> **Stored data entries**
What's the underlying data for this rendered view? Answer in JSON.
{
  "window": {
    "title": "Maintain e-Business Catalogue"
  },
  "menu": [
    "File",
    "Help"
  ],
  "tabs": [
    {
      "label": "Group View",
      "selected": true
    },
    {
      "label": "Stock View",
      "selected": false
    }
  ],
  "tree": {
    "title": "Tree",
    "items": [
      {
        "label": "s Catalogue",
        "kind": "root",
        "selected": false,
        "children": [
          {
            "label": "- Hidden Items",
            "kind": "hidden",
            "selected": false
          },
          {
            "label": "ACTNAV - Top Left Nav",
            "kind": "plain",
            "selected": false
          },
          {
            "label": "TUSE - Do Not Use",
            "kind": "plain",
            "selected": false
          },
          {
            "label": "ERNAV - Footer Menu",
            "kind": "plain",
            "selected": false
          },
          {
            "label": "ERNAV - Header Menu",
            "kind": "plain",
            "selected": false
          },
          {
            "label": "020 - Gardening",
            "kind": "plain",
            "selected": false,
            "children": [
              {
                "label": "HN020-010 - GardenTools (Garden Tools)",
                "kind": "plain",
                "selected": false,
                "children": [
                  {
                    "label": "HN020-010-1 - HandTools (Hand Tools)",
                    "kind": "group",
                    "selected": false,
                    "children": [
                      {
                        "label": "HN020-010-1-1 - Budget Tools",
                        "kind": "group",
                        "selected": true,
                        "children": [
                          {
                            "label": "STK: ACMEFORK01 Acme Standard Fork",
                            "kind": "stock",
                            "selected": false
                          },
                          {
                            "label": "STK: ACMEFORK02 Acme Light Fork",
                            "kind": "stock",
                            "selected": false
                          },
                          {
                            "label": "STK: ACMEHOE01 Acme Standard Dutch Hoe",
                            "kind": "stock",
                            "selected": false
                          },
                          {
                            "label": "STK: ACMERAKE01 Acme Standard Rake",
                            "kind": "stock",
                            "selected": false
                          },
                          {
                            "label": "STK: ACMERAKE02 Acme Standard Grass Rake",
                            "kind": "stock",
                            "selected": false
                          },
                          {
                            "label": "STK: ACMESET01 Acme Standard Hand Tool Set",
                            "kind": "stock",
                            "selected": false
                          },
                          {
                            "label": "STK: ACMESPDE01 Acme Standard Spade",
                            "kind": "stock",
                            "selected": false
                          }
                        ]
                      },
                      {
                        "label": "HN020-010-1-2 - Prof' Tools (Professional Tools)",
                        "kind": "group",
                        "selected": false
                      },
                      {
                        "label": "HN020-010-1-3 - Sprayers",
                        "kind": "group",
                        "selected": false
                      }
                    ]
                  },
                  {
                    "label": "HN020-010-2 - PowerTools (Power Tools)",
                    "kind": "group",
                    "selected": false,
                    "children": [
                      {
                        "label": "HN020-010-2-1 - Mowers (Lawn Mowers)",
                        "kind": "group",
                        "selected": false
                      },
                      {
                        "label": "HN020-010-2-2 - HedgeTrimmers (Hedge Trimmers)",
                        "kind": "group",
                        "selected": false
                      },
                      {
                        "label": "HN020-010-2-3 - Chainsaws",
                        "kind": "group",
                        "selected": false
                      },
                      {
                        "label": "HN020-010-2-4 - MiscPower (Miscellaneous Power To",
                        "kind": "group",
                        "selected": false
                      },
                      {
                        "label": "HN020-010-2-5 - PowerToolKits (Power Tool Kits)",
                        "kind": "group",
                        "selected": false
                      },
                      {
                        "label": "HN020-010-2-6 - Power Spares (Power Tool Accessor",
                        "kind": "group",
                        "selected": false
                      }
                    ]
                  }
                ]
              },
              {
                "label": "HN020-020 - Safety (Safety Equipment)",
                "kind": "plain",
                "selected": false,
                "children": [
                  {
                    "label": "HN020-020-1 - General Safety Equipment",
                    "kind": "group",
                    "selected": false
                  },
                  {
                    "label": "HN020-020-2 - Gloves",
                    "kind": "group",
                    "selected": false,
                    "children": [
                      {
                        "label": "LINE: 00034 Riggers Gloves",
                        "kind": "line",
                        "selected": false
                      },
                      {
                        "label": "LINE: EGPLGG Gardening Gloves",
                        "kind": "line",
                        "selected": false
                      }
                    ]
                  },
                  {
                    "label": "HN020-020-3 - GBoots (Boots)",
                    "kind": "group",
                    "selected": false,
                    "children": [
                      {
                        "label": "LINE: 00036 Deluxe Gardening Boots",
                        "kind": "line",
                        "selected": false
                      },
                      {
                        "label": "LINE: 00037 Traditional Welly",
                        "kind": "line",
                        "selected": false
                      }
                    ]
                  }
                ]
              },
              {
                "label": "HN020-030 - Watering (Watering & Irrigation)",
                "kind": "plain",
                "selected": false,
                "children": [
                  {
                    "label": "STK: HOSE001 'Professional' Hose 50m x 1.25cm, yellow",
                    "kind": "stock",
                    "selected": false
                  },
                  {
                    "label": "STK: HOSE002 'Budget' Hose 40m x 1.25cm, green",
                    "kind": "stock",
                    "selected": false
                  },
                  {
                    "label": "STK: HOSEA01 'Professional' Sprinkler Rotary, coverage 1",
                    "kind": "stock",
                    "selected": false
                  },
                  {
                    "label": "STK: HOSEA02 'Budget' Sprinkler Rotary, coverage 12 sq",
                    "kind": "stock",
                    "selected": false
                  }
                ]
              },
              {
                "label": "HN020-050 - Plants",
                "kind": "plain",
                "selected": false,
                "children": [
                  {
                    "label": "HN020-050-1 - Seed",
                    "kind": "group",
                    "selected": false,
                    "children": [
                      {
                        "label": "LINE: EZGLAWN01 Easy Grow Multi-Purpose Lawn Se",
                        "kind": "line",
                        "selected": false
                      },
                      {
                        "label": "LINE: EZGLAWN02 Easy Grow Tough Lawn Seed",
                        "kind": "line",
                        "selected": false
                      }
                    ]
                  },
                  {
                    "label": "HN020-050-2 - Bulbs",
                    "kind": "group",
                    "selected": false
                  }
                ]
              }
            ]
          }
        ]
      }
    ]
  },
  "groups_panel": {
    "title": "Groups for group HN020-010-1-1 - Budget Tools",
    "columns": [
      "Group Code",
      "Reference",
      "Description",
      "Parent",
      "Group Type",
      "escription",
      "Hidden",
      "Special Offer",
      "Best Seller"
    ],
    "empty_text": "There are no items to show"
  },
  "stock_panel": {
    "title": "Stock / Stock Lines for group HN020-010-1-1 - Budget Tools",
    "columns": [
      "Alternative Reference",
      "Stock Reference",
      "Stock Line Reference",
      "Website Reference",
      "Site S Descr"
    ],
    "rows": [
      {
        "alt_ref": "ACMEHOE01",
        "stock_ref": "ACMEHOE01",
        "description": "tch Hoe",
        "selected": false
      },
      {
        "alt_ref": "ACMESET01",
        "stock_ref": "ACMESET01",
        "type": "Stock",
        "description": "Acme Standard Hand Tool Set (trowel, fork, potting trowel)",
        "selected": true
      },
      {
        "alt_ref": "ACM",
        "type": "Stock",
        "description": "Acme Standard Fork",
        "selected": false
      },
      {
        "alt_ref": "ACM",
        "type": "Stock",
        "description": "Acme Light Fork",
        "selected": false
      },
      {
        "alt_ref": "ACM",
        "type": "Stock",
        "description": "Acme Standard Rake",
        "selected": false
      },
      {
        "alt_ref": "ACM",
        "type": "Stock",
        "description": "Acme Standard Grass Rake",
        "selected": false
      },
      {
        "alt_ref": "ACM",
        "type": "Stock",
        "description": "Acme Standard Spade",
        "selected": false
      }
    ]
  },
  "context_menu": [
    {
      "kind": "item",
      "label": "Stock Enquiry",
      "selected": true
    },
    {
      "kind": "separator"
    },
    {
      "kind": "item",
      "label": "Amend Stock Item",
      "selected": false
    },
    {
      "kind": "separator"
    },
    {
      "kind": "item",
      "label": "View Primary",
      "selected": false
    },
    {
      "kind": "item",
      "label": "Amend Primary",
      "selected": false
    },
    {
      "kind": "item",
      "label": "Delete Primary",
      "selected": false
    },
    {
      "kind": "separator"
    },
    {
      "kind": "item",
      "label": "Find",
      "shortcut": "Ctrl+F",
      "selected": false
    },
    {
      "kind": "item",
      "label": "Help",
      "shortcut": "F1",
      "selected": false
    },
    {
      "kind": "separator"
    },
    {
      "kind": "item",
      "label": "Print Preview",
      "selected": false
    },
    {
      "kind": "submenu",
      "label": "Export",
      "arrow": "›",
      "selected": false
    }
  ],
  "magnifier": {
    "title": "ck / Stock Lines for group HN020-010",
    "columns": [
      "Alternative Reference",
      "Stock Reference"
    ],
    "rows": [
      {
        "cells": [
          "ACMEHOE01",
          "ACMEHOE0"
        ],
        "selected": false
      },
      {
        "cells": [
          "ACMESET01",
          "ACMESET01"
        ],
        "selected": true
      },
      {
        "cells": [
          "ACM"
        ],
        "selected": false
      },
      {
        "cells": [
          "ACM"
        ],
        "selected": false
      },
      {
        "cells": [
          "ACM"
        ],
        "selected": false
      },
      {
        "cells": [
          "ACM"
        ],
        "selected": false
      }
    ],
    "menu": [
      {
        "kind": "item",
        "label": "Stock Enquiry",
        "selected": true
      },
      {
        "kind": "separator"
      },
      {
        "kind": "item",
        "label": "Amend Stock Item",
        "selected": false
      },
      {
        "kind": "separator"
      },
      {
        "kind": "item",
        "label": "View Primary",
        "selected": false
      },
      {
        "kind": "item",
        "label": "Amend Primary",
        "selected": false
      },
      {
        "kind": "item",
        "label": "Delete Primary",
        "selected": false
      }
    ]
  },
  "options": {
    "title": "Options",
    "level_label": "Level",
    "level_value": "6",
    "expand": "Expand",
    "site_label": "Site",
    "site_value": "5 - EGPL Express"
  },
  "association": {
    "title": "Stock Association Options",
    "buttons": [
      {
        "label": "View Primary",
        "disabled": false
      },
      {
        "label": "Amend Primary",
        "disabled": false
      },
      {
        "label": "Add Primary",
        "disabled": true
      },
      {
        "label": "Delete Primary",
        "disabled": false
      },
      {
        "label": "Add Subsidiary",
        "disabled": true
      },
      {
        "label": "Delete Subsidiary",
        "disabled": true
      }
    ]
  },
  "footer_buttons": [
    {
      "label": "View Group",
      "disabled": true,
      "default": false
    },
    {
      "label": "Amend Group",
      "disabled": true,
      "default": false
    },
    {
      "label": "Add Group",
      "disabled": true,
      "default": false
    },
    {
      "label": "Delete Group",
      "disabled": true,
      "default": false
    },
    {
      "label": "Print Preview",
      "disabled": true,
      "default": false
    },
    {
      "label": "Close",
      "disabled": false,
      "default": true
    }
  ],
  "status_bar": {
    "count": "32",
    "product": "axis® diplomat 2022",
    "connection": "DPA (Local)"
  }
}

> **Aim**
Pull every line containing "Grow" out of the records.

> **Result**
                        "label": "LINE: EZGLAWN01 Easy Grow Multi-Purpose Lawn Se",
                        "label": "LINE: EZGLAWN02 Easy Grow Tough Lawn Seed",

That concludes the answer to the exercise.